Entries taken from a collection

┌──

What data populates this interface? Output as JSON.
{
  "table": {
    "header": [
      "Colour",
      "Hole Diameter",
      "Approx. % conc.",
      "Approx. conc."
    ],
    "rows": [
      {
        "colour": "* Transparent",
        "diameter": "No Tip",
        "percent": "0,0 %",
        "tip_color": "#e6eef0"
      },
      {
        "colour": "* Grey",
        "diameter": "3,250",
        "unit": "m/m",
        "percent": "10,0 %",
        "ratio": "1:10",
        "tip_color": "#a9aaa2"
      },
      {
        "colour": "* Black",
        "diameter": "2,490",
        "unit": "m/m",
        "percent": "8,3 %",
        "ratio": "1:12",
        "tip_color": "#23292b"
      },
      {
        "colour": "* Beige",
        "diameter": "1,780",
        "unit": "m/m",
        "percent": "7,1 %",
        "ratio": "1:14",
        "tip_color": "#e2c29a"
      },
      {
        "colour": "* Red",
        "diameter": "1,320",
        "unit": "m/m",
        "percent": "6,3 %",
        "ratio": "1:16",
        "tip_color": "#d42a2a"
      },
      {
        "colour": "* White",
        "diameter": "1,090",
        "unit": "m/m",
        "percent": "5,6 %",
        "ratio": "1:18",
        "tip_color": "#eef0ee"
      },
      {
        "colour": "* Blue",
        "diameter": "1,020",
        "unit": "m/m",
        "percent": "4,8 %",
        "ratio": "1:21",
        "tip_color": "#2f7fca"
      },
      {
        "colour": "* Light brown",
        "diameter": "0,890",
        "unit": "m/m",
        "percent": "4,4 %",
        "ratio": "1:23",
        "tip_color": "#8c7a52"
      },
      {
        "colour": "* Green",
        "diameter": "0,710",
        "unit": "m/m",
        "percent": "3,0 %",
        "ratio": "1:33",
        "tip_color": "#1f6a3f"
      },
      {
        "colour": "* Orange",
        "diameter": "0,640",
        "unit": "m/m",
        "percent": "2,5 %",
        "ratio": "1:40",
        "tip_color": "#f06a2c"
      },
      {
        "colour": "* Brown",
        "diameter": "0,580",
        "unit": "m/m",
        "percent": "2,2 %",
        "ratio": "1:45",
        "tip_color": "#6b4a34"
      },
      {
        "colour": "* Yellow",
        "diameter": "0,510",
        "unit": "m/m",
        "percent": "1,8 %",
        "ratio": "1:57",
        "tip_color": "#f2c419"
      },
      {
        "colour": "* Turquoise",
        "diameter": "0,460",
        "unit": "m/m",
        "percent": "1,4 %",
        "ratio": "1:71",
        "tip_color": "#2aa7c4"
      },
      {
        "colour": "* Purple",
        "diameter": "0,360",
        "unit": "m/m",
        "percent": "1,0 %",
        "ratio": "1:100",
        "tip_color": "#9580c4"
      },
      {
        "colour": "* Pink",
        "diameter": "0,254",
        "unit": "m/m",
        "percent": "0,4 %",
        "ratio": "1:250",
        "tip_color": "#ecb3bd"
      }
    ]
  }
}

└──

- [Given task]:
Copy out the whole listing exactly as written.

- [Exercise result]:
What data populates this interface? Output as JSON.
{
  "table": {
    "header": [
      "Colour",
      "Hole Diameter",
      "Approx. % conc.",
      "Approx. conc."
    ],
    "rows": [
      {
        "colour": "* Transparent",
        "diameter": "No Tip",
        "percent": "0,0 %",
        "tip_color": "#e6eef0"
      },
      {
        "colour": "* Grey",
        "diameter": "3,250",
        "unit": "m/m",
        "percent": "10,0 %",
        "ratio": "1:10",
        "tip_color": "#a9aaa2"
      },
      {
        "colour": "* Black",
        "diameter": "2,490",
        "unit": "m/m",
        "percent": "8,3 %",
        "ratio": "1:12",
        "tip_color": "#23292b"
      },
      {
        "colour": "* Beige",
        "diameter": "1,780",
        "unit": "m/m",
        "percent": "7,1 %",
        "ratio": "1:14",
        "tip_color": "#e2c29a"
      },
      {
        "colour": "* Red",
        "diameter": "1,320",
        "unit": "m/m",
        "percent": "6,3 %",
        "ratio": "1:16",
        "tip_color": "#d42a2a"
      },
      {
        "colour": "* White",
        "diameter": "1,090",
        "unit": "m/m",
        "percent": "5,6 %",
        "ratio": "1:18",
        "tip_color": "#eef0ee"
      },
      {
        "colour": "* Blue",
        "diameter": "1,020",
        "unit": "m/m",
        "percent": "4,8 %",
        "ratio": "1:21",
        "tip_color": "#2f7fca"
      },
      {
        "colour": "* Light brown",
        "diameter": "0,890",
        "unit": "m/m",
        "percent": "4,4 %",
        "ratio": "1:23",
        "tip_color": "#8c7a52"
      },
      {
        "colour": "* Green",
        "diameter": "0,710",
        "unit": "m/m",
        "percent": "3,0 %",
        "ratio": "1:33",
        "tip_color": "#1f6a3f"
      },
      {
        "colour": "* Orange",
        "diameter": "0,640",
        "unit": "m/m",
        "percent": "2,5 %",
        "ratio": "1:40",
        "tip_color": "#f06a2c"
      },
      {
        "colour": "* Brown",
        "diameter": "0,580",
        "unit": "m/m",
        "percent": "2,2 %",
        "ratio": "1:45",
        "tip_color": "#6b4a34"
      },
      {
        "colour": "* Yellow",
        "diameter": "0,510",
        "unit": "m/m",
        "percent": "1,8 %",
        "ratio": "1:57",
        "tip_color": "#f2c419"
      },
      {
        "colour": "* Turquoise",
        "diameter": "0,460",
        "unit": "m/m",
        "percent": "1,4 %",
        "ratio": "1:71",
        "tip_color": "#2aa7c4"
      },
      {
        "colour": "* Purple",
        "diameter": "0,360",
        "unit": "m/m",
        "percent": "1,0 %",
        "ratio": "1:100",
        "tip_color": "#9580c4"
      },
      {
        "colour": "* Pink",
        "diameter": "0,254",
        "unit": "m/m",
        "percent": "0,4 %",
        "ratio": "1:250",
        "tip_color": "#ecb3bd"
      }
    ]
  }
}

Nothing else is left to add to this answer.